[Records from a dataset]
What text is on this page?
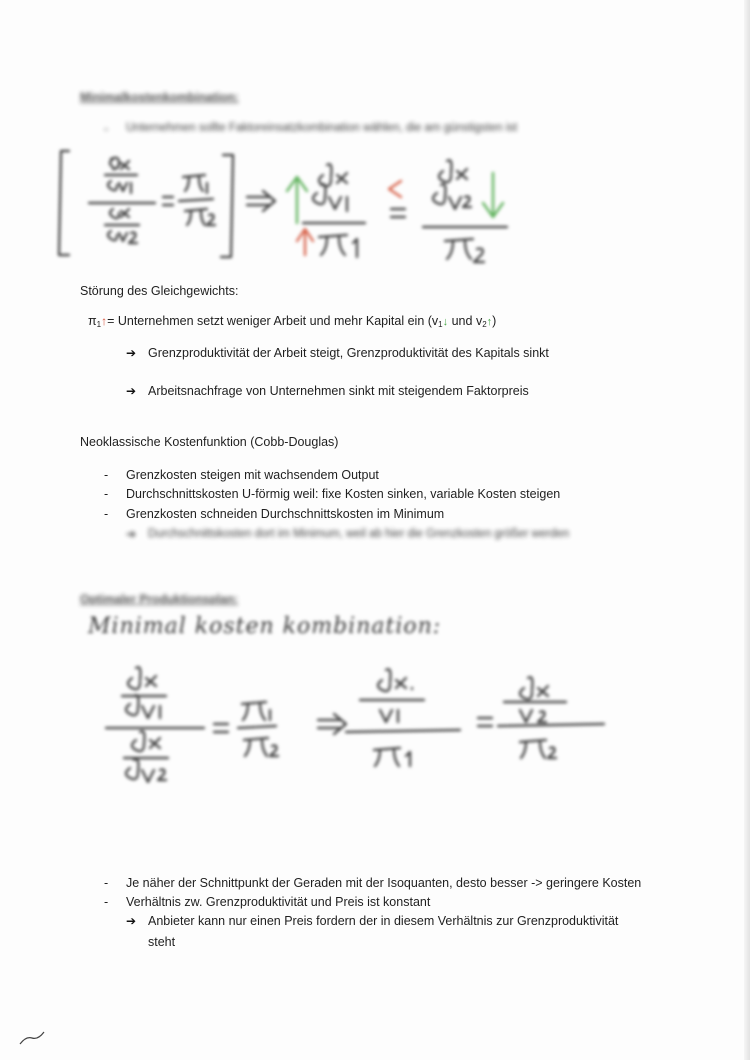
Minimalkostenkombination:
- Unternehmen sollte Faktoreinsatzkombination wählen, die am günstigsten ist
Störung des Gleichgewichts:
$\pi_1↑=$ Unternehmen setzt weniger Arbeit und mehr Kapital ein ($v_1↓$ und $v_2↑$)
➔ Grenzproduktivität der Arbeit steigt, Grenzproduktivität des Kapitals sinkt
➔ Arbeitsnachfrage von Unternehmen sinkt mit steigendem Faktorpreis
Neoklassische Kostenfunktion (Cobb-Douglas)
- Grenzkosten steigen mit wachsendem Output
- Durchschnittskosten U-förmig weil: fixe Kosten sinken, variable Kosten steigen
- Grenzkosten schneiden Durchschnittskosten im Minimum
➔ Durchschnittskosten dort im Minimum, weil ab hier die Grenzkosten größer werden
Optimaler Produktionsplan:
Minimal kosten kombination:
- Je näher der Schnittpunkt der Geraden mit der Isoquanten, desto besser -> geringere Kosten
- Verhältnis zw. Grenzproduktivität und Preis ist konstant
➔ Anbieter kann nur einen Preis fordern der in diesem Verhältnis zur Grenzproduktivität
steht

### WHAT YOU NEED TO DO
Going through the records above, state how many lines carry "Durchschnittskosten", with no other text.

### REPLY
3